## Extracted entries
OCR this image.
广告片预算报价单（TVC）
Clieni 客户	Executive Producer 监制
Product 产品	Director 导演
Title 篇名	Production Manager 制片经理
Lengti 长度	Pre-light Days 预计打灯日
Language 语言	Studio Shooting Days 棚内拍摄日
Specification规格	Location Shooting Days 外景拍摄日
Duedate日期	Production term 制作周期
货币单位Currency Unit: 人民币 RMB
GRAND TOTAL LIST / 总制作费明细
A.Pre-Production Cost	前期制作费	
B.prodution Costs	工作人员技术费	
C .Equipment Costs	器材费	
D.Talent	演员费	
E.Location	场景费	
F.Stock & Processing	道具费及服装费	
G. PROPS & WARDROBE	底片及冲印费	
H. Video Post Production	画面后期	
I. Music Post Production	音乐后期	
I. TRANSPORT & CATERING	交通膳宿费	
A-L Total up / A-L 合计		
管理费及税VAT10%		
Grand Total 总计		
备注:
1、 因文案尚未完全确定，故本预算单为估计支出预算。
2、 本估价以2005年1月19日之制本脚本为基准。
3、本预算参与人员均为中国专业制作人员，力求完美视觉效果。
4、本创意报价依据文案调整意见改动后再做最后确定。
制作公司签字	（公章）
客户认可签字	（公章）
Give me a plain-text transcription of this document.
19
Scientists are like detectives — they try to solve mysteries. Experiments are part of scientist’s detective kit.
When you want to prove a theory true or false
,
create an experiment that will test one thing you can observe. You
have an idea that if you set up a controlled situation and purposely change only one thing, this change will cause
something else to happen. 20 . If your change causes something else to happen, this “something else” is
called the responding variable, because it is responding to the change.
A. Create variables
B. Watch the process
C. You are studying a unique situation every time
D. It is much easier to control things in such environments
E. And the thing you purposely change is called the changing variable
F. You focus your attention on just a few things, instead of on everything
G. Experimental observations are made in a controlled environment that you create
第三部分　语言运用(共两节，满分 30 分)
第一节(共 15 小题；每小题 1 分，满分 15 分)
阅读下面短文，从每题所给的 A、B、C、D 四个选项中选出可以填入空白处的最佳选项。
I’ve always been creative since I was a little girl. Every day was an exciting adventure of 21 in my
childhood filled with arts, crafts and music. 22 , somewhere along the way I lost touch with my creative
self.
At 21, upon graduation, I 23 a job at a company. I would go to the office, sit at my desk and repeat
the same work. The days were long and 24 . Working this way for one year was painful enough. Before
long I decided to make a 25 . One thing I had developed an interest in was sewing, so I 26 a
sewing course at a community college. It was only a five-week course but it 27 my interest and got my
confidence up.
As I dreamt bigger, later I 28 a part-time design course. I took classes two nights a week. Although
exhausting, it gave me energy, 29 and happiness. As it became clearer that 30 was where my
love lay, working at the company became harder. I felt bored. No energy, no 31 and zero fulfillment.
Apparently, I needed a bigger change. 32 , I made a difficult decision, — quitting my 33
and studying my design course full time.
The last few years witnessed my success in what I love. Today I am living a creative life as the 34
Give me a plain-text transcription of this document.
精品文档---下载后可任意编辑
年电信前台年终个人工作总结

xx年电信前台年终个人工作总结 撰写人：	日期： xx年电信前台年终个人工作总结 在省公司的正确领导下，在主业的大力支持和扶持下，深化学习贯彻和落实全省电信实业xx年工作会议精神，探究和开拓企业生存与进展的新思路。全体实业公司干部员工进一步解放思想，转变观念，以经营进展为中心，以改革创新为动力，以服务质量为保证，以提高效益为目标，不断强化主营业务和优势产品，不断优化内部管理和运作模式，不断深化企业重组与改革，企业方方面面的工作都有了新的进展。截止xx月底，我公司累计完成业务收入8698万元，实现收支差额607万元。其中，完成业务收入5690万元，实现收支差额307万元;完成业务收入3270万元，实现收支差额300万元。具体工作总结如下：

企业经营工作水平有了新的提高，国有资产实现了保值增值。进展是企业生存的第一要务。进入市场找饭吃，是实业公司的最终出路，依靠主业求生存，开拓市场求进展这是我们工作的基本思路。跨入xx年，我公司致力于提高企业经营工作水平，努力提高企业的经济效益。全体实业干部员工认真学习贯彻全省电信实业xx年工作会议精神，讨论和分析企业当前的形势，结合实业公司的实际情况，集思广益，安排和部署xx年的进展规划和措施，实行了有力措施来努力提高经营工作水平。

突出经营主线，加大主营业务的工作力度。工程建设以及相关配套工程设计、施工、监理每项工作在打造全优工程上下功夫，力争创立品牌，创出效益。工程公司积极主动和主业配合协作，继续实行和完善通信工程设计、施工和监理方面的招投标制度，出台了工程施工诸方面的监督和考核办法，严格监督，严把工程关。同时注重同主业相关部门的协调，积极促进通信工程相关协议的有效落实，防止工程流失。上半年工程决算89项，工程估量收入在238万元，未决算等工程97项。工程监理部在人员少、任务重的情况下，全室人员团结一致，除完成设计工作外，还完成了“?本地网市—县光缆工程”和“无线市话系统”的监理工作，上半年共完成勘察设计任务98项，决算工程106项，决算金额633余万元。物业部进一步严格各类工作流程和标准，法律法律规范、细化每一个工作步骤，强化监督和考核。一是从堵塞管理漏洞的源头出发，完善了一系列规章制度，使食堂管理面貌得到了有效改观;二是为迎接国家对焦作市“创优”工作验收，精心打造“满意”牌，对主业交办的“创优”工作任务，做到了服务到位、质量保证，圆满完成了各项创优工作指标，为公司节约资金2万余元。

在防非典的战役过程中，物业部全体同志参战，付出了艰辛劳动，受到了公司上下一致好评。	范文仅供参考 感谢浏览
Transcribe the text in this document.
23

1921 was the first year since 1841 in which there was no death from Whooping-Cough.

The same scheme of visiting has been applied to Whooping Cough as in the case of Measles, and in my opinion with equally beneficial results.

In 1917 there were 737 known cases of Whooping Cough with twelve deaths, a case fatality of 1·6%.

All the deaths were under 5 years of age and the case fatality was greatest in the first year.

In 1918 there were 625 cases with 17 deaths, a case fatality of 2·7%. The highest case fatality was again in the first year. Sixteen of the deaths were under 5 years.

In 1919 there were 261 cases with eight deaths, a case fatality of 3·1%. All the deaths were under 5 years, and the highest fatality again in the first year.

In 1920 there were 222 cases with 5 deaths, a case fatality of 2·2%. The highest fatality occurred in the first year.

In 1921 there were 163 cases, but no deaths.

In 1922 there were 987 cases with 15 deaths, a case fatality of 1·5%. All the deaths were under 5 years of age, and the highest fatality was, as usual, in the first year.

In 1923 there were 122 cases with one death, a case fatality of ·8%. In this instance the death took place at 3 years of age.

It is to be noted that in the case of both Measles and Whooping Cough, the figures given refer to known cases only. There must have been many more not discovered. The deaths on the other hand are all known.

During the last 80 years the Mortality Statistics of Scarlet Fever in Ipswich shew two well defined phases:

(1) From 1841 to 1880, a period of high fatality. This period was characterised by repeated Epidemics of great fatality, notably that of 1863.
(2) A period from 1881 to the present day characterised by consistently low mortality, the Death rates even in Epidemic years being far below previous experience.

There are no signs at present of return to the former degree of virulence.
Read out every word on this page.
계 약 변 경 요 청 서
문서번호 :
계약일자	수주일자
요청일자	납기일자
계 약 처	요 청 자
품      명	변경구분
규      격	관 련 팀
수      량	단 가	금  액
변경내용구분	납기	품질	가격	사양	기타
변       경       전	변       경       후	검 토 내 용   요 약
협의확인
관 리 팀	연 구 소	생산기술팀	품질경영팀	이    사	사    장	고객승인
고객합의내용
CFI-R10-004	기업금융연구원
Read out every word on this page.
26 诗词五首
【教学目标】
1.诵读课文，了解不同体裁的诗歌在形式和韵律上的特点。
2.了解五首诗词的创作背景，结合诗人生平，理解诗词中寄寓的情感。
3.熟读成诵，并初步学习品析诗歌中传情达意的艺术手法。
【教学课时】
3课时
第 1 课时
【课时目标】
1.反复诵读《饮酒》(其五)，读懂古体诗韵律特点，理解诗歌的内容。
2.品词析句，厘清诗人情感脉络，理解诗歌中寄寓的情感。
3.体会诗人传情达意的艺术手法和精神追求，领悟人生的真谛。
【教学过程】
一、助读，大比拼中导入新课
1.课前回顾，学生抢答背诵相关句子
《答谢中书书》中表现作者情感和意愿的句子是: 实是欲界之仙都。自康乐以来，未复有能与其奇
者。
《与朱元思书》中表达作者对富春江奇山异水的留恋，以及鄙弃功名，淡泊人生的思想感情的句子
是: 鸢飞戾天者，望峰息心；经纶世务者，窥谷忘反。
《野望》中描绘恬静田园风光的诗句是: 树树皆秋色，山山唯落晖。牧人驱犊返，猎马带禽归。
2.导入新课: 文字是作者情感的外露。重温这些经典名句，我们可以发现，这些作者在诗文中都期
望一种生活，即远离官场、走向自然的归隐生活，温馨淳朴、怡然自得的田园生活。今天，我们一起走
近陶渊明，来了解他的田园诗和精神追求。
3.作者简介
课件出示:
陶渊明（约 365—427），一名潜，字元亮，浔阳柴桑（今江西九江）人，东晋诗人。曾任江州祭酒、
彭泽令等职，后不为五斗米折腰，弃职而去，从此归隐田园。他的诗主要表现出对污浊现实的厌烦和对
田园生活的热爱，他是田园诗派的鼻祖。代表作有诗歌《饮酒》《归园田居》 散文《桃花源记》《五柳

## Required task
Search the lines for the word "same" and report how many contain it, by number only.

## Written reply
2